▶ [Task statement] Give back every line exactly as it appears, pictures excluded.

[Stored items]
----------
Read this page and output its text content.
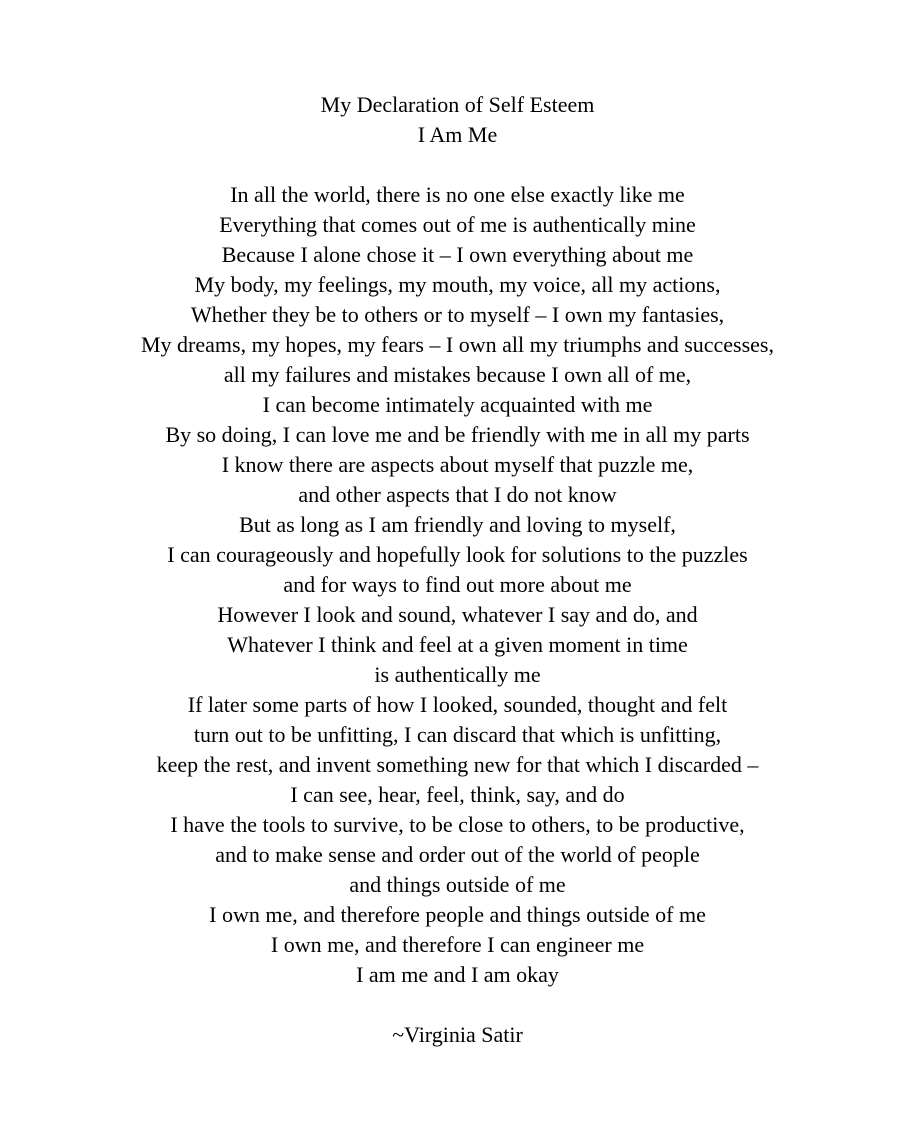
My Declaration of Self Esteem
I Am Me
In all the world, there is no one else exactly like me
Everything that comes out of me is authentically mine
Because I alone chose it – I own everything about me
My body, my feelings, my mouth, my voice, all my actions,
Whether they be to others or to myself – I own my fantasies,
My dreams, my hopes, my fears – I own all my triumphs and successes,
all my failures and mistakes because I own all of me,
I can become intimately acquainted with me
By so doing, I can love me and be friendly with me in all my parts
I know there are aspects about myself that puzzle me,
and other aspects that I do not know
But as long as I am friendly and loving to myself,
I can courageously and hopefully look for solutions to the puzzles
and for ways to find out more about me
However I look and sound, whatever I say and do, and
Whatever I think and feel at a given moment in time
is authentically me
If later some parts of how I looked, sounded, thought and felt
turn out to be unfitting, I can discard that which is unfitting,
keep the rest, and invent something new for that which I discarded –
I can see, hear, feel, think, say, and do
I have the tools to survive, to be close to others, to be productive,
and to make sense and order out of the world of people
and things outside of me
I own me, and therefore people and things outside of me
I own me, and therefore I can engineer me
I am me and I am okay
~Virginia Satir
----------
▶ [Finished exercise]
Read this page and output its text content.
My Declaration of Self Esteem
I Am Me
In all the world, there is no one else exactly like me
Everything that comes out of me is authentically mine
Because I alone chose it – I own everything about me
My body, my feelings, my mouth, my voice, all my actions,
Whether they be to others or to myself – I own my fantasies,
My dreams, my hopes, my fears – I own all my triumphs and successes,
all my failures and mistakes because I own all of me,
I can become intimately acquainted with me
By so doing, I can love me and be friendly with me in all my parts
I know there are aspects about myself that puzzle me,
and other aspects that I do not know
But as long as I am friendly and loving to myself,
I can courageously and hopefully look for solutions to the puzzles
and for ways to find out more about me
However I look and sound, whatever I say and do, and
Whatever I think and feel at a given moment in time
is authentically me
If later some parts of how I looked, sounded, thought and felt
turn out to be unfitting, I can discard that which is unfitting,
keep the rest, and invent something new for that which I discarded –
I can see, hear, feel, think, say, and do
I have the tools to survive, to be close to others, to be productive,
and to make sense and order out of the world of people
and things outside of me
I own me, and therefore people and things outside of me
I own me, and therefore I can engineer me
I am me and I am okay
~Virginia Satir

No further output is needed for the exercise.